> _設問_:
[A] 抜粋本文のうち、「序論は<A Country Built」から「がまともなサービスを始める。」までを、両端の語句も含めて一字一句そのまま書き写しなさい。
[B] 抜粋本文では、道路や駐車場からクルマをなくすことができたら何が起こるとされているか。挙げられている事柄をすべて書き出しなさい。
[C] 次の各文が抜粋本文の内容と合っているかを、はいかいいえで答えなさい。それぞれ、判断の決め手となる本文の語句をそのまま引用して添えること。(i) 平均的なクルマは、駐車している時間より走行している時間のほうが長い。(ii) 運輸革命は3つの重要な変化で定義づけられる。(iii) 自動運転車両は10年以内にLyftの相乗りの主流になるとされている。

> _抜粋本文_:
_ _ _

序論は<A Country Built for Cars>。アメリカの都市は、いかにクルマ中心に形作られてきたことか。道の両側に駐車するために車道が拡幅され、駐車場にどれだけのスペースが割かれているか。平均的なクルマは時間にすると走行するのに4%、駐車に96%だ。道路や駐車場からこうしたクルマをなくすことが出来れば、交通量は減り、空気汚染も減るし、車道を狭めて歩道を広げられるし、駐車場も公園緑地に変えられる。

全ては可能だ。クルマ中心から人間中心の世界に変えられる。我々は未来のコミュニティを作るであろう運輸革命の始まりにいるのだ。その革命は3つの重要な変化で定義づけられる。

自動運転車両は迅速に広がり、5年以内にLyftの相乗りの主流となるだろう。自動運転車両のオンデマンドネットワークを始めるために、昨年、GMと提携した。個人が自動運転車両を貸し出すパッチワークではなく、Lyftがまともなサービスを始める。

_ _ _

> _保存データ_:
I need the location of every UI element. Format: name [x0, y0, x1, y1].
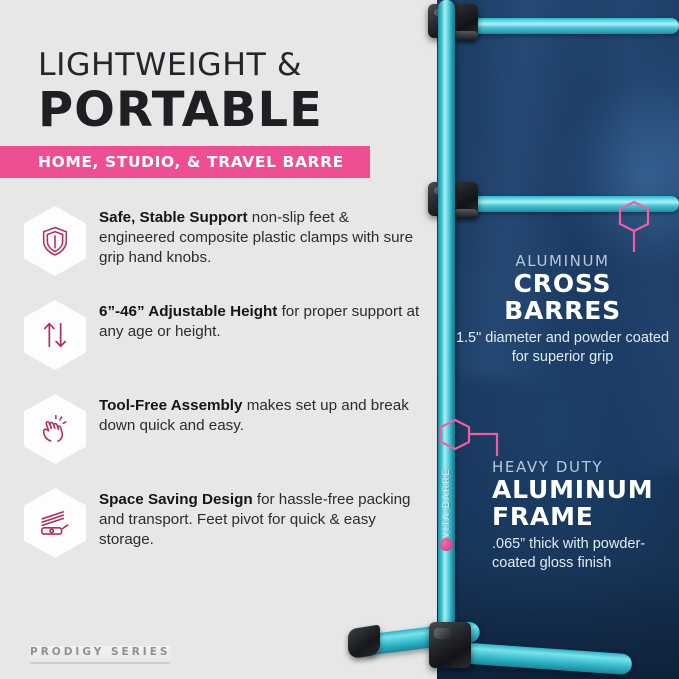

_ _ _

> _解答_:
[A]
序論は<A Country Built for Cars>。アメリカの都市は、いかにクルマ中心に形作られてきたことか。道の両側に駐車するために車道が拡幅され、駐車場にどれだけのスペースが割かれているか。平均的なクルマは時間にすると走行するのに4%、駐車に96%だ。道路や駐車場からこうしたクルマをなくすことが出来れば、交通量は減り、空気汚染も減るし、車道を狭めて歩道を広げられるし、駐車場も公園緑地に変えられる。

全ては可能だ。クルマ中心から人間中心の世界に変えられる。我々は未来のコミュニティを作るであろう運輸革命の始まりにいるのだ。その革命は3つの重要な変化で定義づけられる。

自動運転車両は迅速に広がり、5年以内にLyftの相乗りの主流となるだろう。自動運転車両のオンデマンドネットワークを始めるために、昨年、GMと提携した。個人が自動運転車両を貸し出すパッチワークではなく、Lyftがまともなサービスを始める。

[B]
交通量が減る。
空気汚染が減る。
車道を狭めて歩道を広げられる。
駐車場を公園緑地に変えられる。

[C]
(i) いいえ。本文には「平均的なクルマは時間にすると走行するのに4%、駐車に96%だ」とある。
(ii) はい。本文には「その革命は3つの重要な変化で定義づけられる」とある。
(iii) いいえ。本文には「5年以内にLyftの相乗りの主流となるだろう」とある。